RECORD EXTRACTS:
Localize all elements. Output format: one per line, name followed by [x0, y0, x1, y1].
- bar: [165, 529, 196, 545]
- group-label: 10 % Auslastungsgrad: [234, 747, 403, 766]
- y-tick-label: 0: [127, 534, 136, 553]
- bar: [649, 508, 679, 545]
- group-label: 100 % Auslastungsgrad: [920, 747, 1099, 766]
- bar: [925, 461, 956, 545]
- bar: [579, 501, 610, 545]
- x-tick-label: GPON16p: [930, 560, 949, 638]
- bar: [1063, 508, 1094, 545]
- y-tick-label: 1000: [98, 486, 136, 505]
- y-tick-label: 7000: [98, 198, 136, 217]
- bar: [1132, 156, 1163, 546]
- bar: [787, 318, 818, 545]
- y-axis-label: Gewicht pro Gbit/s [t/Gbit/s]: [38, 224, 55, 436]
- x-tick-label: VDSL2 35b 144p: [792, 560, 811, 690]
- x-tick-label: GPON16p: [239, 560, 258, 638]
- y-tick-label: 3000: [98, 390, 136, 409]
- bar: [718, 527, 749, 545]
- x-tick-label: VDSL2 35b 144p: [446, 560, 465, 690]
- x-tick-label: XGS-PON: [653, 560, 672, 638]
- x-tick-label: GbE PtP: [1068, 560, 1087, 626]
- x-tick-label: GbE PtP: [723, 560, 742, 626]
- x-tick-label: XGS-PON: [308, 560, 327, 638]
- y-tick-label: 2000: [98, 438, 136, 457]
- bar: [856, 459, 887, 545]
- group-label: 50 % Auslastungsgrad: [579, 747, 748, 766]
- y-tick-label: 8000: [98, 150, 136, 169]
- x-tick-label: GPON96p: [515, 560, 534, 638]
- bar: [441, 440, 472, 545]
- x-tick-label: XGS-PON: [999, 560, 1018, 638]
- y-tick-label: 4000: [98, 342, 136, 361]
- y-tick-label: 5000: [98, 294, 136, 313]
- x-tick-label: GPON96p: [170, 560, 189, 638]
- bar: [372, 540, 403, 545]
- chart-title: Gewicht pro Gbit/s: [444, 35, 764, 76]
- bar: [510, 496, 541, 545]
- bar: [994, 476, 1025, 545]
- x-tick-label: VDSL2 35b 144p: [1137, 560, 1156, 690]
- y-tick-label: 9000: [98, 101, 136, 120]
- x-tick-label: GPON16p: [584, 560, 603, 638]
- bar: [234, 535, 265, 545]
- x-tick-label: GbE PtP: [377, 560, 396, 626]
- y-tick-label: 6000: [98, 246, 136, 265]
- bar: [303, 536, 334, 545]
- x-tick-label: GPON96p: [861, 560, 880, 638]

TASK OBJECTIVE: Edit the rows above so that each "Auslastungsgrad" becomes "Auslastung", and keep every other character as it is.

RESULT OF THE EXERCISE:
Localize all elements. Output format: one per line, name followed by [x0, y0, x1, y1].
- bar: [165, 529, 196, 545]
- group-label: 10 % Auslastung: [234, 747, 403, 766]
- y-tick-label: 0: [127, 534, 136, 553]
- bar: [649, 508, 679, 545]
- group-label: 100 % Auslastung: [920, 747, 1099, 766]
- bar: [925, 461, 956, 545]
- bar: [579, 501, 610, 545]
- x-tick-label: GPON16p: [930, 560, 949, 638]
- bar: [1063, 508, 1094, 545]
- y-tick-label: 1000: [98, 486, 136, 505]
- y-tick-label: 7000: [98, 198, 136, 217]
- bar: [1132, 156, 1163, 546]
- bar: [787, 318, 818, 545]
- y-axis-label: Gewicht pro Gbit/s [t/Gbit/s]: [38, 224, 55, 436]
- x-tick-label: VDSL2 35b 144p: [792, 560, 811, 690]
- x-tick-label: GPON16p: [239, 560, 258, 638]
- y-tick-label: 3000: [98, 390, 136, 409]
- bar: [718, 527, 749, 545]
- x-tick-label: VDSL2 35b 144p: [446, 560, 465, 690]
- x-tick-label: XGS-PON: [653, 560, 672, 638]
- x-tick-label: GbE PtP: [1068, 560, 1087, 626]
- x-tick-label: GbE PtP: [723, 560, 742, 626]
- x-tick-label: XGS-PON: [308, 560, 327, 638]
- y-tick-label: 2000: [98, 438, 136, 457]
- bar: [856, 459, 887, 545]
- group-label: 50 % Auslastung: [579, 747, 748, 766]
- y-tick-label: 8000: [98, 150, 136, 169]
- x-tick-label: GPON96p: [515, 560, 534, 638]
- bar: [441, 440, 472, 545]
- x-tick-label: XGS-PON: [999, 560, 1018, 638]
- y-tick-label: 4000: [98, 342, 136, 361]
- y-tick-label: 5000: [98, 294, 136, 313]
- x-tick-label: GPON96p: [170, 560, 189, 638]
- bar: [372, 540, 403, 545]
- chart-title: Gewicht pro Gbit/s: [444, 35, 764, 76]
- bar: [510, 496, 541, 545]
- bar: [994, 476, 1025, 545]
- x-tick-label: VDSL2 35b 144p: [1137, 560, 1156, 690]
- y-tick-label: 9000: [98, 101, 136, 120]
- x-tick-label: GPON16p: [584, 560, 603, 638]
- bar: [234, 535, 265, 545]
- x-tick-label: GbE PtP: [377, 560, 396, 626]
- y-tick-label: 6000: [98, 246, 136, 265]
- bar: [303, 536, 334, 545]
- x-tick-label: GPON96p: [861, 560, 880, 638]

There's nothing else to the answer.